EXERCISE DIRECTIONS: Select all lines holding the word "page" from the entries that follow.

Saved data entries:
============
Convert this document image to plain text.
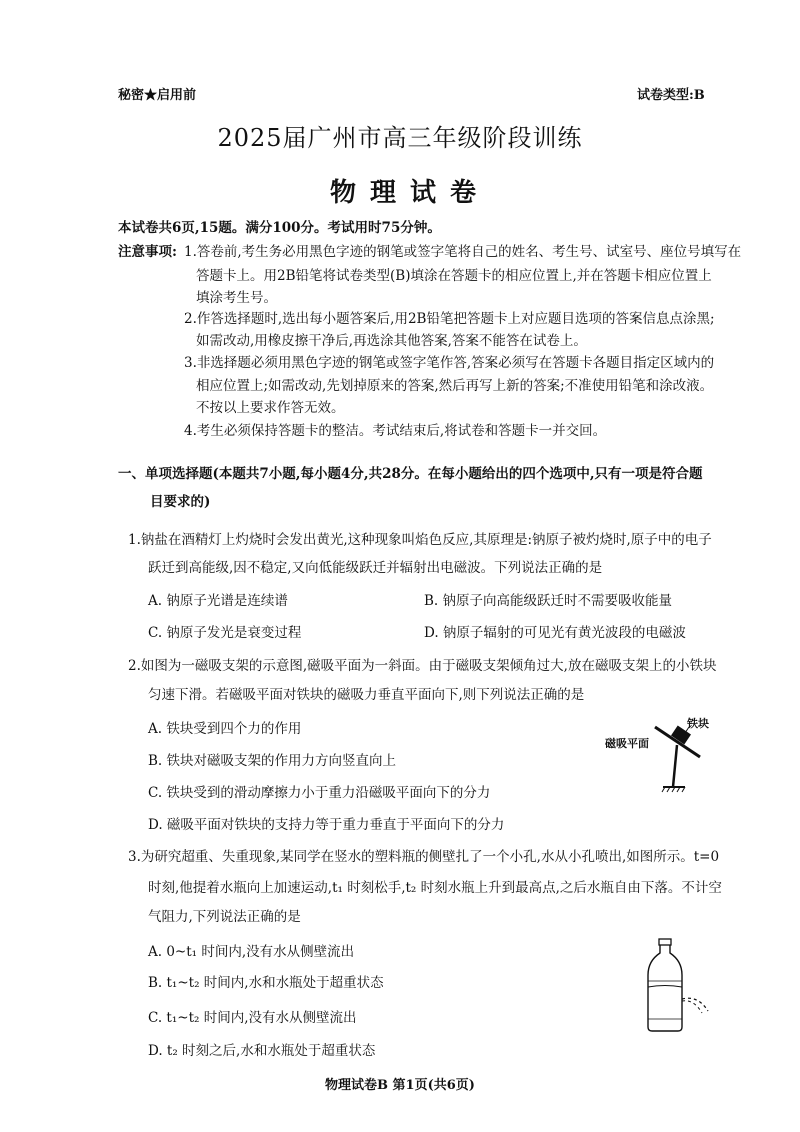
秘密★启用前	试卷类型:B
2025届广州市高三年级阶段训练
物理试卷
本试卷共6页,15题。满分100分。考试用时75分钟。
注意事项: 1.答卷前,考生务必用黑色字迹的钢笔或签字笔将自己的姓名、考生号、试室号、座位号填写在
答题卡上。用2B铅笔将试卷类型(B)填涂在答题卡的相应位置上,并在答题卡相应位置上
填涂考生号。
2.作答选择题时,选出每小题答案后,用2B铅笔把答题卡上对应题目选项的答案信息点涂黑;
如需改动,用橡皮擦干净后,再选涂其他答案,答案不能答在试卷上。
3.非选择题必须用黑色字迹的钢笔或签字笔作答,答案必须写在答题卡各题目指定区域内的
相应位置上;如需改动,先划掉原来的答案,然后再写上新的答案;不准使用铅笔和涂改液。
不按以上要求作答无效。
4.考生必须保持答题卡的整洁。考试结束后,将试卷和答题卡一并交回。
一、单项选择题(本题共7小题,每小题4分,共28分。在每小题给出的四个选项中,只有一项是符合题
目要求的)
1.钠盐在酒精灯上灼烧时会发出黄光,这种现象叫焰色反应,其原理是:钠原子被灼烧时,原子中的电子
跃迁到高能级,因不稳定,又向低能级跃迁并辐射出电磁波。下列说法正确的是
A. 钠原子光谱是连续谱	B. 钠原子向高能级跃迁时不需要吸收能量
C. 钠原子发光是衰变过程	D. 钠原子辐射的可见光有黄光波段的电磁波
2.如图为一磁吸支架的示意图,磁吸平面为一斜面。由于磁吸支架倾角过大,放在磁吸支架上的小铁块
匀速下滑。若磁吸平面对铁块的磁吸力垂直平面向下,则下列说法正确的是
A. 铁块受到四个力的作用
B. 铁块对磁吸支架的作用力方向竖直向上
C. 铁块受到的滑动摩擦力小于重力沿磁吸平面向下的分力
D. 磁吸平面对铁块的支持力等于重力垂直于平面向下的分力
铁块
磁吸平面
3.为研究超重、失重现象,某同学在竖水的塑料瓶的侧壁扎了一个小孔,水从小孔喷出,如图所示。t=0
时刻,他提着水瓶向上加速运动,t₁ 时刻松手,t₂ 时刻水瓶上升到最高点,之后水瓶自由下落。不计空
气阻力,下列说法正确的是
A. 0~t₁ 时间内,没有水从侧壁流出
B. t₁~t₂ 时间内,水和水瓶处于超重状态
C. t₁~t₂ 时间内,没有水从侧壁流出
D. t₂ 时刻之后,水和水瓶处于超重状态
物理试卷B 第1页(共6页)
============
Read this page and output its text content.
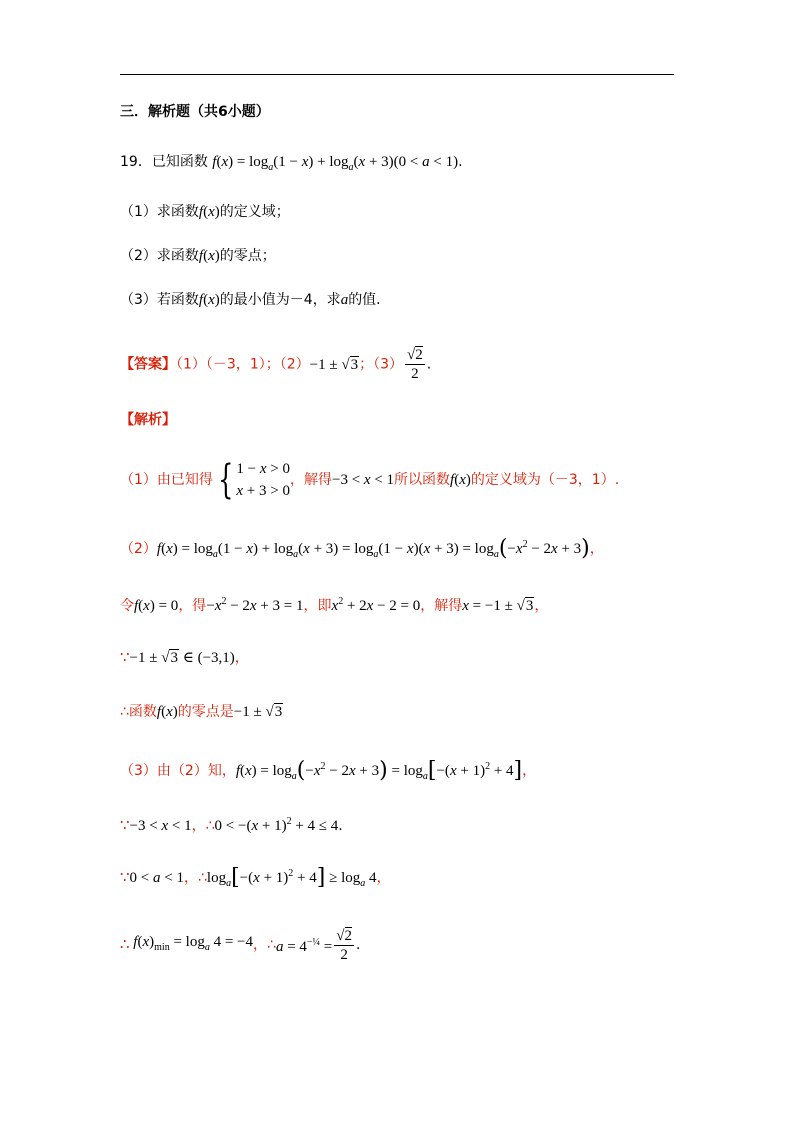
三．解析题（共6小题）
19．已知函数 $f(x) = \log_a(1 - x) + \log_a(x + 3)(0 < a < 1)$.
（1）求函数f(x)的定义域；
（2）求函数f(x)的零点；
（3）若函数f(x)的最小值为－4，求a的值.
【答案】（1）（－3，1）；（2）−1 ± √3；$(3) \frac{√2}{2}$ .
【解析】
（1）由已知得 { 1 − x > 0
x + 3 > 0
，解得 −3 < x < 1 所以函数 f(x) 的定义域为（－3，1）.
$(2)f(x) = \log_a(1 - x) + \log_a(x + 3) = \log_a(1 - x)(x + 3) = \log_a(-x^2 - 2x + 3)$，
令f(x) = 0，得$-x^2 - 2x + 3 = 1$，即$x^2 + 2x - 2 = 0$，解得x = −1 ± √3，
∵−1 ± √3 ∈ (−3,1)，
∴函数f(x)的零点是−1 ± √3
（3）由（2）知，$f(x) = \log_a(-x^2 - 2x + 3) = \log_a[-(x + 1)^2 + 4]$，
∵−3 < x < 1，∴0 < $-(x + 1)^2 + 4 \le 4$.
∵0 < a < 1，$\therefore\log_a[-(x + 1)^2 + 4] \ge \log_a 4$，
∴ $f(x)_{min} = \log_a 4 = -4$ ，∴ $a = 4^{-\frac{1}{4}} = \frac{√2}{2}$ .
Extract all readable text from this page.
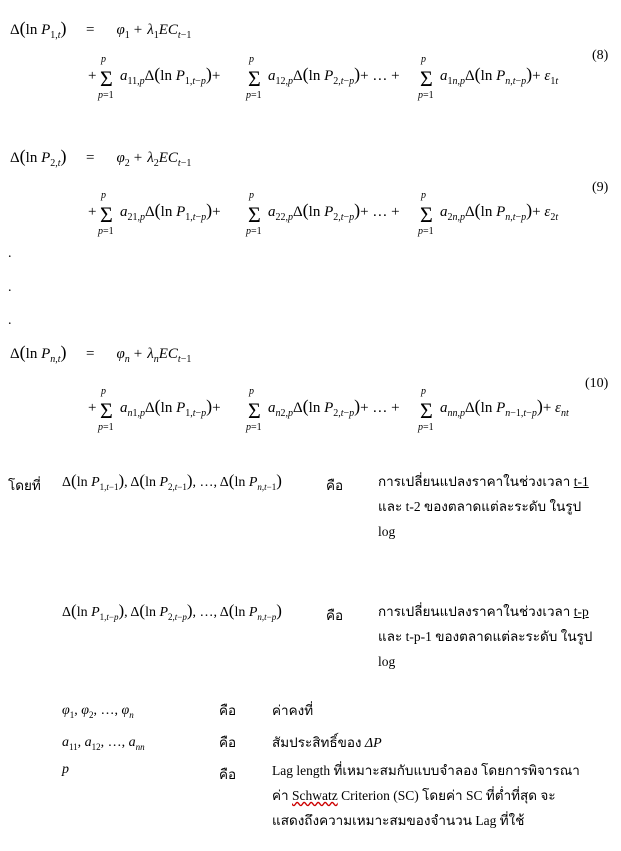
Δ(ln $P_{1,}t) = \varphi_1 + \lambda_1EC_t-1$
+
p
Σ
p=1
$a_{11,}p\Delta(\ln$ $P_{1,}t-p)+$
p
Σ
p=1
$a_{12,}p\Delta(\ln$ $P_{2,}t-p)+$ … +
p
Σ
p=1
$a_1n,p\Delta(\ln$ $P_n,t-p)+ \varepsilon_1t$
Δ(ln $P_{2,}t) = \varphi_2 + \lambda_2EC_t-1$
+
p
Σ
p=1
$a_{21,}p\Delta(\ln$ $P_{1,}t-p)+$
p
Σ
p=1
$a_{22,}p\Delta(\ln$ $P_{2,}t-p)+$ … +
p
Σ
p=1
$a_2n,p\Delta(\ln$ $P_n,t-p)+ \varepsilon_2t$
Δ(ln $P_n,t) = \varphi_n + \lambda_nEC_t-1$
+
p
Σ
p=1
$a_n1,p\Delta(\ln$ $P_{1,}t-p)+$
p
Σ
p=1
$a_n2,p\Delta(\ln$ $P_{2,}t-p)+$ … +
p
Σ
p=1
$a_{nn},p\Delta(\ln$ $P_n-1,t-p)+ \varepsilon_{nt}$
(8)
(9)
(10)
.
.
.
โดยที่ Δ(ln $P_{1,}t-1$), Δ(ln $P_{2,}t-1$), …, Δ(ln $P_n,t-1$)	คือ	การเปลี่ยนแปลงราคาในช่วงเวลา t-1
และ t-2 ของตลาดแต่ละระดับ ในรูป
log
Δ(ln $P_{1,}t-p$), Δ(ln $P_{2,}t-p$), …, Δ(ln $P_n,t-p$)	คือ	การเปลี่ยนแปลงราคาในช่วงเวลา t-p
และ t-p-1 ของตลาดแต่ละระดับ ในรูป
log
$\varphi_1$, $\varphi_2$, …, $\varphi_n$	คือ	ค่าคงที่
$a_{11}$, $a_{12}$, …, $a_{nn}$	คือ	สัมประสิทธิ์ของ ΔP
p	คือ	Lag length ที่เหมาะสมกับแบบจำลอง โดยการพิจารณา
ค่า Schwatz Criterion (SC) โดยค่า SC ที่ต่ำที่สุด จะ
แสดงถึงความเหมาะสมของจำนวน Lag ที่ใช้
============
SOLUTION:
Read this page and output its text content.
Extract all readable text from this page.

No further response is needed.